## Directions for this task
Repeat the whole listing below, word for word.

## Stored data
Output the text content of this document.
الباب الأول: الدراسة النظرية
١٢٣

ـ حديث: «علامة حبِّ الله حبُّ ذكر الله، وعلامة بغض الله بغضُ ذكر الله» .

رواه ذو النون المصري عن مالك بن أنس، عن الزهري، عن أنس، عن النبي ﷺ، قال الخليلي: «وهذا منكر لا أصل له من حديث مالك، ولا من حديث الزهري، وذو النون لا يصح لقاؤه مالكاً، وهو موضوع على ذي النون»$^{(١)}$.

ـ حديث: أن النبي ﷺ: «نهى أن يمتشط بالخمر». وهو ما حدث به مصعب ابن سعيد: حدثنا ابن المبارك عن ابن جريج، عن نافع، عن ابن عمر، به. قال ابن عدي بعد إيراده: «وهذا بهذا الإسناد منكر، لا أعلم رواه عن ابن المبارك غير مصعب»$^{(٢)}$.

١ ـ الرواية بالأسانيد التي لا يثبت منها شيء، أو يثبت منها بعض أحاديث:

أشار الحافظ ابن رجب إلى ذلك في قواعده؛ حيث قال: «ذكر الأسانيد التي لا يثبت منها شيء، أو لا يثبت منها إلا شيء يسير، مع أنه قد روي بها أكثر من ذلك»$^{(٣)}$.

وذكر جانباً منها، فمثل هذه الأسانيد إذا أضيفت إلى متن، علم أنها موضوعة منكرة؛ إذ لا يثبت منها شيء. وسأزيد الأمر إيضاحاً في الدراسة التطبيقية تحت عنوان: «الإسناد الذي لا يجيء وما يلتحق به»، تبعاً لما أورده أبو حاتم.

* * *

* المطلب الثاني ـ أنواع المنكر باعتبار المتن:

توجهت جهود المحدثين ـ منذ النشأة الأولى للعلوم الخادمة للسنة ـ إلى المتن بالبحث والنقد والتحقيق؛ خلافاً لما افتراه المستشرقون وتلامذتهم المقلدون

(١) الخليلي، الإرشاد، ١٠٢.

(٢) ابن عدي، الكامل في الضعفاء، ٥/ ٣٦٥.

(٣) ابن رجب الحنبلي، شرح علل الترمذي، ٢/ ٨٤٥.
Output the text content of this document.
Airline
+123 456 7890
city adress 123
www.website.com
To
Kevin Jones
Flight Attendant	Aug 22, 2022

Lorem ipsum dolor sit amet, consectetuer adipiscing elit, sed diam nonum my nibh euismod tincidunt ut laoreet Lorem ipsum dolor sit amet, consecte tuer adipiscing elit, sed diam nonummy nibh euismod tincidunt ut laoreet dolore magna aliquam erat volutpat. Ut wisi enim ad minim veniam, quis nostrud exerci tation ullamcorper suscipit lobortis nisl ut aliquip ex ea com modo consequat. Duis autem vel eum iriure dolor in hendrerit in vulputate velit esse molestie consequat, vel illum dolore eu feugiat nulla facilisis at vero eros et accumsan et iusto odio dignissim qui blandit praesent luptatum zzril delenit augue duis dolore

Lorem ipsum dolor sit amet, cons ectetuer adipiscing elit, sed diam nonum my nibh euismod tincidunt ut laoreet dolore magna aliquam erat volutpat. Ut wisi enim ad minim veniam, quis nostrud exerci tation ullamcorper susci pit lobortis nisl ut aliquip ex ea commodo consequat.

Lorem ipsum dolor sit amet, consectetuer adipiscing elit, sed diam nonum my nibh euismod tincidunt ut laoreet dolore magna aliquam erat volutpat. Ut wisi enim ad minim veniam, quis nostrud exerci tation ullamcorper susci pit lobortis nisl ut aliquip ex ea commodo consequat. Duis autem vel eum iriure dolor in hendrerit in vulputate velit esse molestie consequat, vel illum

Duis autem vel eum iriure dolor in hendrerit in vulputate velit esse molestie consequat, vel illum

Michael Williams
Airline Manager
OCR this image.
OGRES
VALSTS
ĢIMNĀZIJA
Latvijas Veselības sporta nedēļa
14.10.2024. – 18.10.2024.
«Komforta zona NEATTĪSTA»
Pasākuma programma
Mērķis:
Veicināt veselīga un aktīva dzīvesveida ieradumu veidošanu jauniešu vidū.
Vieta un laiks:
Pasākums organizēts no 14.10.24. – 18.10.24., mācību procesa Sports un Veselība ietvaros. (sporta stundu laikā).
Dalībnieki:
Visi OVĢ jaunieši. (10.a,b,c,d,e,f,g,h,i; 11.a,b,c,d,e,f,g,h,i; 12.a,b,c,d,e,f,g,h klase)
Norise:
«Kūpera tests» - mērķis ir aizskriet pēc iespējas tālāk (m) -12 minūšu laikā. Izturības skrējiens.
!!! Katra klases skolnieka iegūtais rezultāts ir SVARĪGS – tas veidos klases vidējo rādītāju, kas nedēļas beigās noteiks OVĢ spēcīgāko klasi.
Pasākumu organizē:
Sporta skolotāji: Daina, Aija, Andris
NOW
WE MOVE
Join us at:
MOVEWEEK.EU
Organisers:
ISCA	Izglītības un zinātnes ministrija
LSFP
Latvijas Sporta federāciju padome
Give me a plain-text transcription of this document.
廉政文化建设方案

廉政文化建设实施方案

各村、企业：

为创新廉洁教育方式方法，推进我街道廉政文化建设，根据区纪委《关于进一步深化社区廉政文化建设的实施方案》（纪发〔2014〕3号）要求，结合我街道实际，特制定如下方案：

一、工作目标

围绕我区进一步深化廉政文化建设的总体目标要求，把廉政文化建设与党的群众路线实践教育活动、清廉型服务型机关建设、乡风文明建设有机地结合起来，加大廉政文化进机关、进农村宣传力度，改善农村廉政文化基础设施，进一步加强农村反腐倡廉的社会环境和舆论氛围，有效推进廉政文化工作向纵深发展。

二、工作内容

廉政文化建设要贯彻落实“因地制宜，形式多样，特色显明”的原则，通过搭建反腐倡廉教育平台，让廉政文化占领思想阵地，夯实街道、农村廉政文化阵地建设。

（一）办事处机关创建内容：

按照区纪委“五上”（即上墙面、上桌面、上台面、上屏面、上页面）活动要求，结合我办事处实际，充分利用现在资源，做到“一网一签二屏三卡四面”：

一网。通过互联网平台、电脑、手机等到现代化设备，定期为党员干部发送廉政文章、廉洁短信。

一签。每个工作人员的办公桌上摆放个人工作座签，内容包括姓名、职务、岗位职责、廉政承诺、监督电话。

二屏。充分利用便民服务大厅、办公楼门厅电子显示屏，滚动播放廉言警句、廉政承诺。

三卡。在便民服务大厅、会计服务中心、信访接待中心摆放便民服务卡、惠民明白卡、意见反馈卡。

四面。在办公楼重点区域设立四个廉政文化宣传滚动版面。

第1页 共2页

## Written response
Output the text content of this document.
الباب الأول: الدراسة النظرية
١٢٣

ـ حديث: «علامة حبِّ الله حبُّ ذكر الله، وعلامة بغض الله بغضُ ذكر الله» .

رواه ذو النون المصري عن مالك بن أنس، عن الزهري، عن أنس، عن النبي ﷺ، قال الخليلي: «وهذا منكر لا أصل له من حديث مالك، ولا من حديث الزهري، وذو النون لا يصح لقاؤه مالكاً، وهو موضوع على ذي النون»$^{(١)}$.

ـ حديث: أن النبي ﷺ: «نهى أن يمتشط بالخمر». وهو ما حدث به مصعب ابن سعيد: حدثنا ابن المبارك عن ابن جريج، عن نافع، عن ابن عمر، به. قال ابن عدي بعد إيراده: «وهذا بهذا الإسناد منكر، لا أعلم رواه عن ابن المبارك غير مصعب»$^{(٢)}$.

١ ـ الرواية بالأسانيد التي لا يثبت منها شيء، أو يثبت منها بعض أحاديث:

أشار الحافظ ابن رجب إلى ذلك في قواعده؛ حيث قال: «ذكر الأسانيد التي لا يثبت منها شيء، أو لا يثبت منها إلا شيء يسير، مع أنه قد روي بها أكثر من ذلك»$^{(٣)}$.

وذكر جانباً منها، فمثل هذه الأسانيد إذا أضيفت إلى متن، علم أنها موضوعة منكرة؛ إذ لا يثبت منها شيء. وسأزيد الأمر إيضاحاً في الدراسة التطبيقية تحت عنوان: «الإسناد الذي لا يجيء وما يلتحق به»، تبعاً لما أورده أبو حاتم.

* * *

* المطلب الثاني ـ أنواع المنكر باعتبار المتن:

توجهت جهود المحدثين ـ منذ النشأة الأولى للعلوم الخادمة للسنة ـ إلى المتن بالبحث والنقد والتحقيق؛ خلافاً لما افتراه المستشرقون وتلامذتهم المقلدون

(١) الخليلي، الإرشاد، ١٠٢.

(٢) ابن عدي، الكامل في الضعفاء، ٥/ ٣٦٥.

(٣) ابن رجب الحنبلي، شرح علل الترمذي، ٢/ ٨٤٥.
Output the text content of this document.
Airline
+123 456 7890
city adress 123
www.website.com
To
Kevin Jones
Flight Attendant	Aug 22, 2022

Lorem ipsum dolor sit amet, consectetuer adipiscing elit, sed diam nonum my nibh euismod tincidunt ut laoreet Lorem ipsum dolor sit amet, consecte tuer adipiscing elit, sed diam nonummy nibh euismod tincidunt ut laoreet dolore magna aliquam erat volutpat. Ut wisi enim ad minim veniam, quis nostrud exerci tation ullamcorper suscipit lobortis nisl ut aliquip ex ea com modo consequat. Duis autem vel eum iriure dolor in hendrerit in vulputate velit esse molestie consequat, vel illum dolore eu feugiat nulla facilisis at vero eros et accumsan et iusto odio dignissim qui blandit praesent luptatum zzril delenit augue duis dolore

Lorem ipsum dolor sit amet, cons ectetuer adipiscing elit, sed diam nonum my nibh euismod tincidunt ut laoreet dolore magna aliquam erat volutpat. Ut wisi enim ad minim veniam, quis nostrud exerci tation ullamcorper susci pit lobortis nisl ut aliquip ex ea commodo consequat.

Lorem ipsum dolor sit amet, consectetuer adipiscing elit, sed diam nonum my nibh euismod tincidunt ut laoreet dolore magna aliquam erat volutpat. Ut wisi enim ad minim veniam, quis nostrud exerci tation ullamcorper susci pit lobortis nisl ut aliquip ex ea commodo consequat. Duis autem vel eum iriure dolor in hendrerit in vulputate velit esse molestie consequat, vel illum

Duis autem vel eum iriure dolor in hendrerit in vulputate velit esse molestie consequat, vel illum

Michael Williams
Airline Manager
OCR this image.
OGRES
VALSTS
ĢIMNĀZIJA
Latvijas Veselības sporta nedēļa
14.10.2024. – 18.10.2024.
«Komforta zona NEATTĪSTA»
Pasākuma programma
Mērķis:
Veicināt veselīga un aktīva dzīvesveida ieradumu veidošanu jauniešu vidū.
Vieta un laiks:
Pasākums organizēts no 14.10.24. – 18.10.24., mācību procesa Sports un Veselība ietvaros. (sporta stundu laikā).
Dalībnieki:
Visi OVĢ jaunieši. (10.a,b,c,d,e,f,g,h,i; 11.a,b,c,d,e,f,g,h,i; 12.a,b,c,d,e,f,g,h klase)
Norise:
«Kūpera tests» - mērķis ir aizskriet pēc iespējas tālāk (m) -12 minūšu laikā. Izturības skrējiens.
!!! Katra klases skolnieka iegūtais rezultāts ir SVARĪGS – tas veidos klases vidējo rādītāju, kas nedēļas beigās noteiks OVĢ spēcīgāko klasi.
Pasākumu organizē:
Sporta skolotāji: Daina, Aija, Andris
NOW
WE MOVE
Join us at:
MOVEWEEK.EU
Organisers:
ISCA	Izglītības un zinātnes ministrija
LSFP
Latvijas Sporta federāciju padome
Give me a plain-text transcription of this document.
廉政文化建设方案

廉政文化建设实施方案

各村、企业：

为创新廉洁教育方式方法，推进我街道廉政文化建设，根据区纪委《关于进一步深化社区廉政文化建设的实施方案》（纪发〔2014〕3号）要求，结合我街道实际，特制定如下方案：

一、工作目标

围绕我区进一步深化廉政文化建设的总体目标要求，把廉政文化建设与党的群众路线实践教育活动、清廉型服务型机关建设、乡风文明建设有机地结合起来，加大廉政文化进机关、进农村宣传力度，改善农村廉政文化基础设施，进一步加强农村反腐倡廉的社会环境和舆论氛围，有效推进廉政文化工作向纵深发展。

二、工作内容

廉政文化建设要贯彻落实“因地制宜，形式多样，特色显明”的原则，通过搭建反腐倡廉教育平台，让廉政文化占领思想阵地，夯实街道、农村廉政文化阵地建设。

（一）办事处机关创建内容：

按照区纪委“五上”（即上墙面、上桌面、上台面、上屏面、上页面）活动要求，结合我办事处实际，充分利用现在资源，做到“一网一签二屏三卡四面”：

一网。通过互联网平台、电脑、手机等到现代化设备，定期为党员干部发送廉政文章、廉洁短信。

一签。每个工作人员的办公桌上摆放个人工作座签，内容包括姓名、职务、岗位职责、廉政承诺、监督电话。

二屏。充分利用便民服务大厅、办公楼门厅电子显示屏，滚动播放廉言警句、廉政承诺。

三卡。在便民服务大厅、会计服务中心、信访接待中心摆放便民服务卡、惠民明白卡、意见反馈卡。

四面。在办公楼重点区域设立四个廉政文化宣传滚动版面。

第1页 共2页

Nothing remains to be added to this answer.